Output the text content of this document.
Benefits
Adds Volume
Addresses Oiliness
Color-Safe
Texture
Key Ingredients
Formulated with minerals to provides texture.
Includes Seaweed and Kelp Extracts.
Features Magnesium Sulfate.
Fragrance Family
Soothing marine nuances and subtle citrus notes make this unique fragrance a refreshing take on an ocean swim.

(Exercise description) Write the entire listing out again, word for word.

(Solution to this task)
Output the text content of this document.
Benefits
Adds Volume
Addresses Oiliness
Color-Safe
Texture
Key Ingredients
Formulated with minerals to provides texture.
Includes Seaweed and Kelp Extracts.
Features Magnesium Sulfate.
Fragrance Family
Soothing marine nuances and subtle citrus notes make this unique fragrance a refreshing take on an ocean swim.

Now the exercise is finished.